These ideological non-governmental actors have sought to undermine states’ legitimacy in the Middle East for years. They have succeeded in making it impossible for states to obstruct their expanding destructive activities. We see this in Lebanon and, to an extent, Israel, where racially motivated religious extremist groups have mushroomed organically, creating visible fractures in Israeli society. "Non-state sovereignty" has become a real issue in the region, and “tunnel behavior” has become its latest manifestation.
All of this sets the stage for revisiting the three Lebanese dimensions of Hezbollah's decision to exhibit its tunnels, regardless of their actual size or number. The video should not come as a surprise. Indeed, tunnels have been part and parcel of the party's strategy for decades. It is also a reflection of the unilaterality of Hezbollah's actions and how the party has transformed, due to accumulated breaches, into the de facto ruler of the country. Hezbollah does not need to hide anymore. In fact, it is now the one who provides cover and support to complicit Lebanese factions and forces. Tunnels of this magnitude, which are possibly located in several regions of the country, provide glaring evidence of this occupying force’s capacity to expand its influence in a variety of regions, possibly beyond the south, as a result of nation authorities’ collapse, the complicity of some state elements, the sycophancy and opportunism of certain political forces, and the complacency of others who have prioritized personal gains over the course of decades.
⁂
## SHORT EXERCISE
Translate into French the following sentence from the commentary on Hezbollah's tunnels: "Indeed, tunnels have been part and parcel of the party's strategy for decades."

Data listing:
⁂
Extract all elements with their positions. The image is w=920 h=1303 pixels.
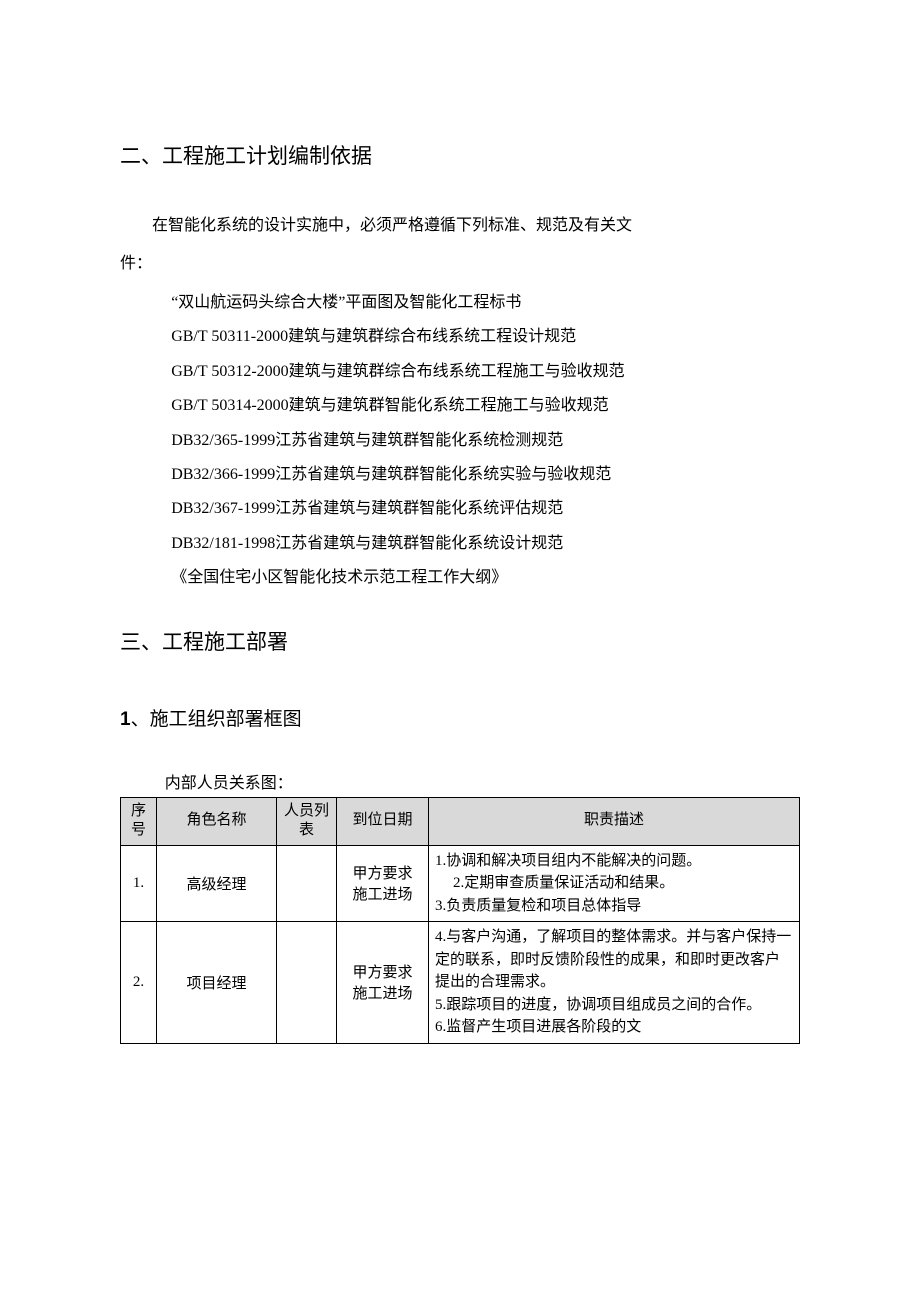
cell-date: 甲方要求施工进场	[337, 922, 429, 1044]
cell-seq: 2.	[121, 922, 157, 1044]
col-seq-header: 序号	[121, 797, 157, 845]
table-caption: 内部人员关系图：	[120, 769, 800, 793]
sub1-text: 、施工组织部署框图	[131, 709, 302, 730]
roles-table: 序号 角色名称 人员列表 到位日期 职责描述 1.高级经理甲方要求施工进场1.协…	[120, 797, 800, 1044]
cell-desc: 1.协调和解决项目组内不能解决的问题。2.定期审查质量保证活动和结果。3.负责质…	[429, 845, 800, 922]
cell-people	[277, 922, 337, 1044]
table-row: 2.项目经理甲方要求施工进场4.与客户沟通，了解项目的整体需求。并与客户保持一定…	[121, 922, 800, 1044]
list-item: GB/T 50311-2000建筑与建筑群综合布线系统工程设计规范	[120, 320, 800, 354]
cell-people	[277, 845, 337, 922]
col-role-header: 角色名称	[157, 797, 277, 845]
list-item: DB32/367-1999江苏省建筑与建筑群智能化系统评估规范	[120, 492, 800, 526]
list-item: DB32/181-1998江苏省建筑与建筑群智能化系统设计规范	[120, 527, 800, 561]
table-header-row: 序号 角色名称 人员列表 到位日期 职责描述	[121, 797, 800, 845]
col-date-header: 到位日期	[337, 797, 429, 845]
cell-role: 项目经理	[157, 922, 277, 1044]
list-item: GB/T 50314-2000建筑与建筑群智能化系统工程施工与验收规范	[120, 389, 800, 423]
roles-table-body: 1.高级经理甲方要求施工进场1.协调和解决项目组内不能解决的问题。2.定期审查质…	[121, 845, 800, 1043]
sub1-number: 1	[120, 709, 131, 730]
section-2-title: 二、工程施工计划编制依据	[120, 140, 800, 170]
section-2-intro-line2: 件：	[120, 248, 800, 280]
section-3-title: 三、工程施工部署	[120, 626, 800, 656]
list-item: 《全国住宅小区智能化技术示范工程工作大纲》	[120, 561, 800, 595]
document-page: 二、工程施工计划编制依据 在智能化系统的设计实施中，必须严格遵循下列标准、规范及…	[0, 0, 920, 1104]
section-2-intro-line1: 在智能化系统的设计实施中，必须严格遵循下列标准、规范及有关文	[120, 210, 800, 242]
list-item: GB/T 50312-2000建筑与建筑群综合布线系统工程施工与验收规范	[120, 355, 800, 389]
standards-list: “双山航运码头综合大楼”平面图及智能化工程标书 GB/T 50311-2000建…	[120, 286, 800, 596]
cell-date: 甲方要求施工进场	[337, 845, 429, 922]
cell-role: 高级经理	[157, 845, 277, 922]
list-item: DB32/366-1999江苏省建筑与建筑群智能化系统实验与验收规范	[120, 458, 800, 492]
cell-seq: 1.	[121, 845, 157, 922]
list-item: DB32/365-1999江苏省建筑与建筑群智能化系统检测规范	[120, 424, 800, 458]
cell-desc: 4.与客户沟通，了解项目的整体需求。并与客户保持一定的联系，即时反馈阶段性的成果…	[429, 922, 800, 1044]
section-3-sub1: 1、施工组织部署框图	[120, 704, 800, 731]
list-item: “双山航运码头综合大楼”平面图及智能化工程标书	[120, 286, 800, 320]
col-desc-header: 职责描述	[429, 797, 800, 845]
col-people-header: 人员列表	[277, 797, 337, 845]
table-row: 1.高级经理甲方要求施工进场1.协调和解决项目组内不能解决的问题。2.定期审查质…	[121, 845, 800, 922]
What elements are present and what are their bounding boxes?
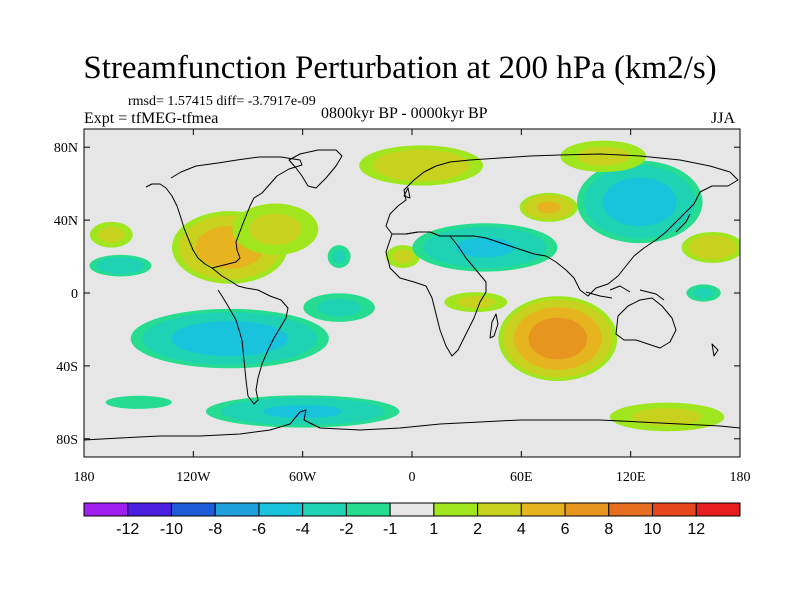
anomaly-19-level-1 (693, 287, 715, 299)
lon-tick-label: 60E (510, 470, 533, 485)
colorbar-box (477, 502, 522, 517)
lon-tick-label: 180 (730, 470, 751, 485)
colorbar-label: -12 (116, 521, 139, 538)
anomaly-15-level-1 (317, 298, 361, 317)
colorbar-box (302, 502, 347, 517)
colorbar-label: -4 (296, 521, 310, 538)
colorbar-box (608, 502, 654, 517)
chart-title: Streamfunction Perturbation at 200 hPa (… (83, 50, 717, 86)
anomaly-17-level-0 (105, 395, 172, 409)
map-panel (83, 128, 741, 458)
anomaly-2-level-1 (96, 257, 145, 275)
lat-tick-label: 80N (54, 141, 78, 156)
coast-australia (615, 297, 677, 349)
coast-north-america (145, 156, 303, 269)
coast-greenland (288, 149, 343, 189)
lon-tick-label: 120E (616, 470, 646, 485)
colorbar-label: 8 (604, 521, 613, 538)
anomaly-layer (89, 140, 740, 432)
colorbar-box (170, 502, 216, 517)
colorbar-label: 2 (473, 521, 482, 538)
colorbar-box (433, 502, 479, 517)
coast-uk (403, 187, 411, 199)
colorbar-label: 4 (517, 521, 526, 538)
colorbar-label: -1 (383, 521, 397, 538)
colorbar-label: -2 (339, 521, 353, 538)
colorbar-box (83, 502, 129, 517)
coastline-layer (84, 149, 740, 441)
anomaly-3-level-1 (98, 226, 125, 243)
colorbar-label: -6 (252, 521, 266, 538)
anomaly-12-level-1 (456, 295, 496, 309)
colorbar-box (127, 502, 172, 517)
anomaly-14-level-2 (171, 321, 289, 357)
colorbar-label: 6 (561, 521, 570, 538)
anomaly-9-level-2 (602, 177, 677, 227)
colorbar-label: 10 (644, 521, 662, 538)
lon-tick-label: 180 (74, 470, 95, 485)
coast-antarctica (84, 409, 740, 441)
anomaly-1-level-1 (249, 213, 302, 245)
anomaly-6-level-1 (372, 149, 470, 182)
colorbar: -12 -10 -8 -6 -4 -2 -1 1 2 4 6 8 10 12 (83, 502, 741, 538)
anomaly-18-level-1 (632, 408, 703, 426)
rmsd-diff-stats: rmsd= 1.57415 diff= -3.7917e-09 (128, 94, 316, 109)
colorbar-label: -8 (208, 521, 222, 538)
anomaly-5-level-1 (392, 249, 414, 264)
coast-indonesia (585, 285, 665, 301)
colorbar-box (345, 502, 391, 517)
lat-tick-label: 40N (54, 214, 78, 229)
colorbar-box (695, 502, 741, 517)
lon-tick-label: 0 (409, 470, 416, 485)
lat-tick-label: 40S (56, 360, 78, 375)
coast-africa (385, 231, 487, 357)
coast-new-zealand (711, 343, 719, 357)
anomaly-8-level-2 (536, 201, 561, 214)
coast-eurasia (385, 153, 739, 297)
experiment-label: Expt = tfMEG-tfmea (84, 110, 219, 127)
lat-tick-label: 80S (56, 433, 78, 448)
colorbar-box (389, 502, 435, 517)
anomaly-11-level-1 (688, 235, 737, 260)
season-label: JJA (711, 110, 736, 127)
colorbar-label: -10 (160, 521, 183, 538)
axis-ticks: 180 120W 60W 0 60E 120E 180 80N 40N 0 40S 80S (54, 129, 751, 485)
anomaly-4-level-1 (332, 249, 347, 264)
anomaly-13-level-3 (528, 317, 588, 360)
lat-tick-label: 0 (71, 287, 78, 302)
colorbar-box (652, 502, 697, 517)
colorbar-box (214, 502, 260, 517)
colorbar-label: 1 (429, 521, 438, 538)
lon-tick-label: 60W (289, 470, 317, 485)
period-label: 0800kyr BP - 0000kyr BP (321, 105, 488, 122)
lon-tick-label: 120W (176, 470, 211, 485)
coast-madagascar (489, 313, 499, 339)
coast-south-america (211, 267, 289, 405)
colorbar-box (564, 502, 610, 517)
coast-japan (675, 213, 691, 233)
colorbar-box (258, 502, 304, 517)
colorbar-box (520, 502, 566, 517)
colorbar-label: 12 (687, 521, 705, 538)
anomaly-10-level-1 (577, 146, 630, 166)
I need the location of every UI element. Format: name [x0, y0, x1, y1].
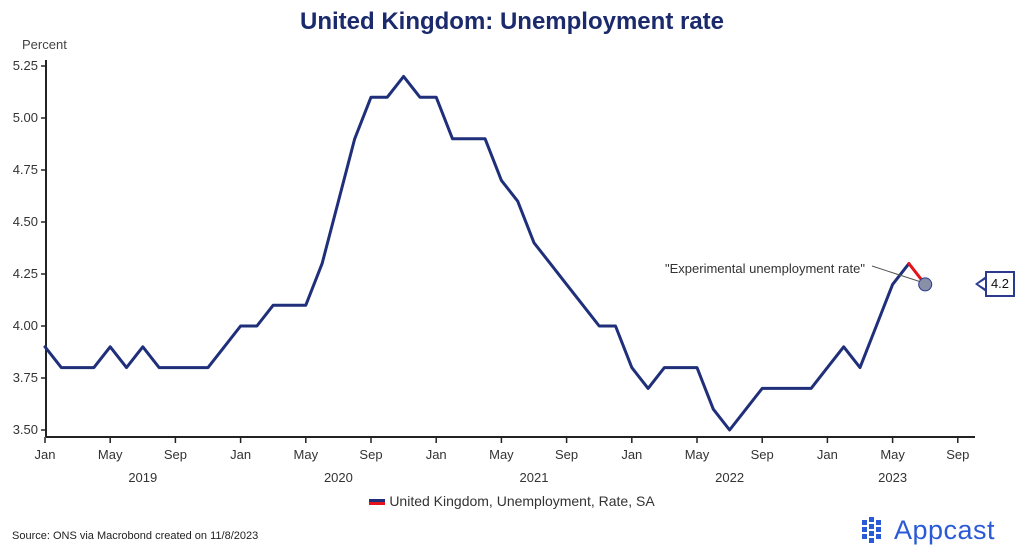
y-tick-label: 4.50: [13, 214, 38, 229]
year-label: 2020: [324, 470, 353, 485]
source-note: Source: ONS via Macrobond created on 11/…: [12, 530, 259, 542]
x-tick-label: Sep: [751, 447, 774, 462]
x-tick-label: Jan: [230, 447, 251, 462]
annotation-leader: [871, 265, 920, 282]
y-tick-label: 3.50: [13, 422, 38, 437]
x-tick-label: May: [489, 447, 514, 462]
x-tick-label: Jan: [621, 447, 642, 462]
brand-name: Appcast: [894, 514, 996, 545]
legend: United Kingdom, Unemployment, Rate, SA: [0, 493, 1024, 509]
year-label: 2021: [520, 470, 549, 485]
year-label: 2023: [878, 470, 907, 485]
x-tick-label: Sep: [946, 447, 969, 462]
callout-arrow-inner: [978, 279, 986, 289]
legend-swatch-icon: [369, 499, 386, 506]
x-tick-label: May: [880, 447, 905, 462]
latest-value-callout: 4.2: [985, 271, 1015, 297]
series-line-unemployment: [43, 74, 911, 432]
x-tick-label: May: [294, 447, 319, 462]
x-tick-label: Jan: [817, 447, 838, 462]
y-tick-label: 4.75: [13, 162, 38, 177]
year-label: 2019: [128, 470, 157, 485]
chart-title: United Kingdom: Unemployment rate: [299, 8, 725, 35]
x-tick-label: Jan: [426, 447, 447, 462]
x-tick-label: Sep: [359, 447, 382, 462]
brand-logo: Appcast: [862, 512, 995, 548]
x-tick-label: Sep: [164, 447, 187, 462]
x-tick-label: Jan: [35, 447, 56, 462]
y-tick-label: 5.25: [13, 58, 38, 73]
x-tick-label: Sep: [555, 447, 578, 462]
y-tick-label: 3.75: [13, 370, 38, 385]
year-label: 2022: [715, 470, 744, 485]
y-tick-label: 4.00: [13, 318, 38, 333]
latest-point-marker: [918, 277, 933, 292]
x-tick-label: May: [98, 447, 123, 462]
y-axis-label: Percent: [22, 37, 67, 52]
appcast-logo-icon: [862, 517, 888, 543]
y-tick-label: 5.00: [13, 110, 38, 125]
y-tick-label: 4.25: [13, 266, 38, 281]
x-tick-label: May: [685, 447, 710, 462]
experimental-rate-annotation: "Experimental unemployment rate": [665, 261, 865, 276]
legend-label: United Kingdom, Unemployment, Rate, SA: [389, 493, 655, 509]
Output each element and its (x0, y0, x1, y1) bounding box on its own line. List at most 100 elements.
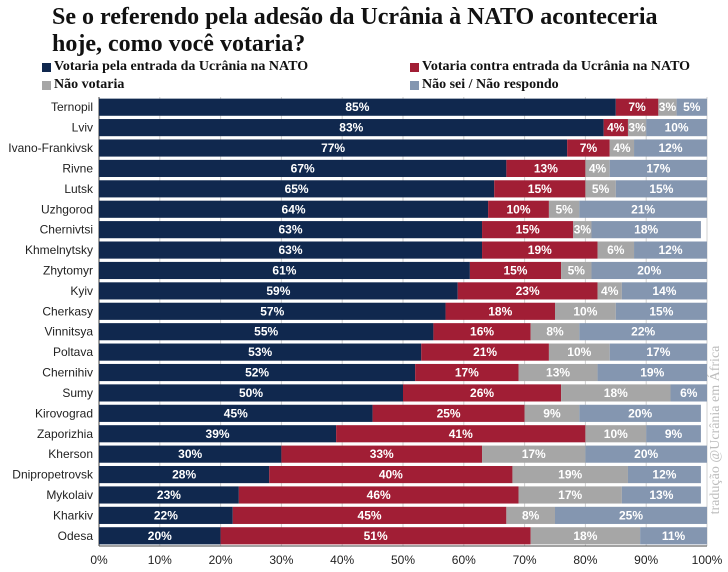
⁂
## COMPLETED TASK
En effet, les tunnels font partie intégrante de la stratégie du parti depuis des décennies.